--- Supplied records ---

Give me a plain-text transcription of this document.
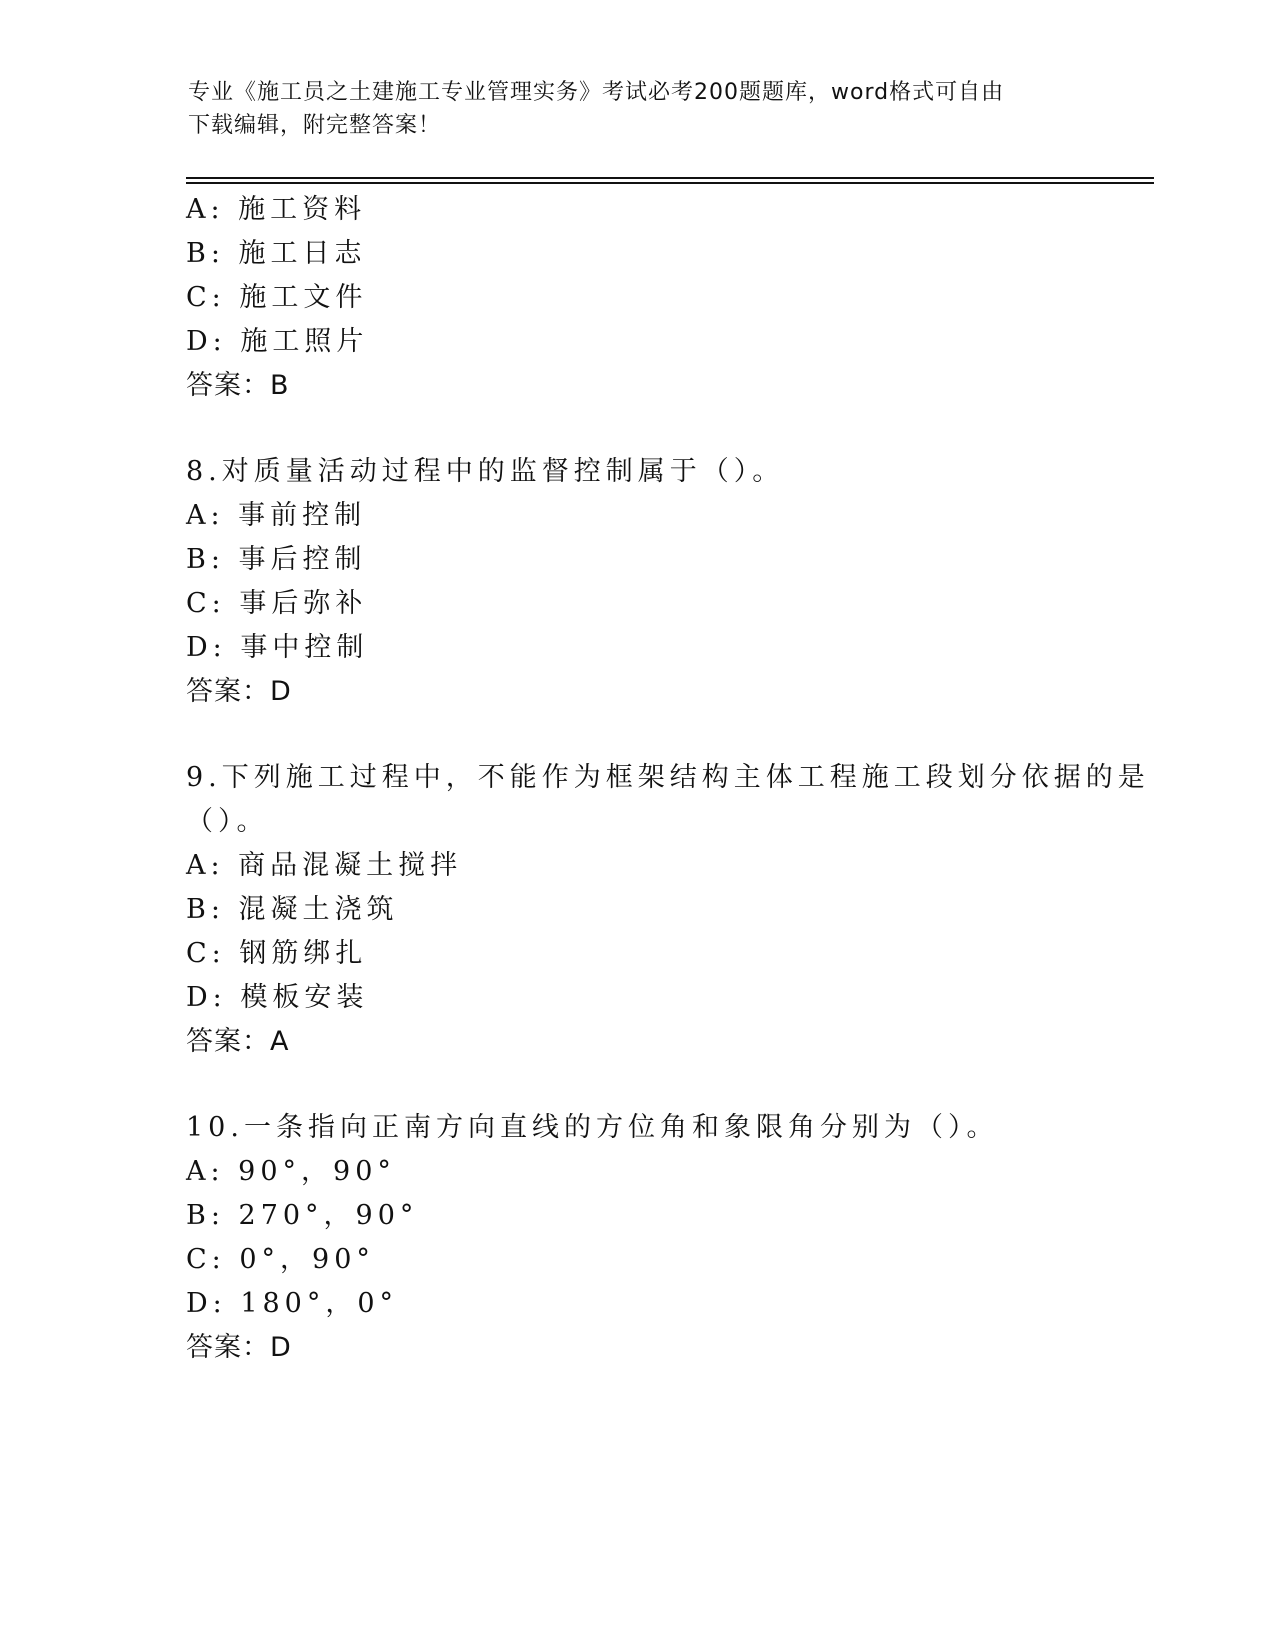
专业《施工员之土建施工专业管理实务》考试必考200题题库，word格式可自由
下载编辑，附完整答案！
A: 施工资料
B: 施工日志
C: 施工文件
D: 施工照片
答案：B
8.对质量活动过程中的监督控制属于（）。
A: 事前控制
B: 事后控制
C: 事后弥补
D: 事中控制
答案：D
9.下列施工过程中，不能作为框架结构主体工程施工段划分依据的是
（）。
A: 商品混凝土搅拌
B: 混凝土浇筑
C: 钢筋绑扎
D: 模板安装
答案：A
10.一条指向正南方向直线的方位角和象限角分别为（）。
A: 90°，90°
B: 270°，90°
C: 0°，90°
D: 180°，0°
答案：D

---

Task prompt
In the copy, include all records verbatim but no images.

Correct output
Give me a plain-text transcription of this document.
专业《施工员之土建施工专业管理实务》考试必考200题题库，word格式可自由
下载编辑，附完整答案！
A: 施工资料
B: 施工日志
C: 施工文件
D: 施工照片
答案：B
8.对质量活动过程中的监督控制属于（）。
A: 事前控制
B: 事后控制
C: 事后弥补
D: 事中控制
答案：D
9.下列施工过程中，不能作为框架结构主体工程施工段划分依据的是
（）。
A: 商品混凝土搅拌
B: 混凝土浇筑
C: 钢筋绑扎
D: 模板安装
答案：A
10.一条指向正南方向直线的方位角和象限角分别为（）。
A: 90°，90°
B: 270°，90°
C: 0°，90°
D: 180°，0°
答案：D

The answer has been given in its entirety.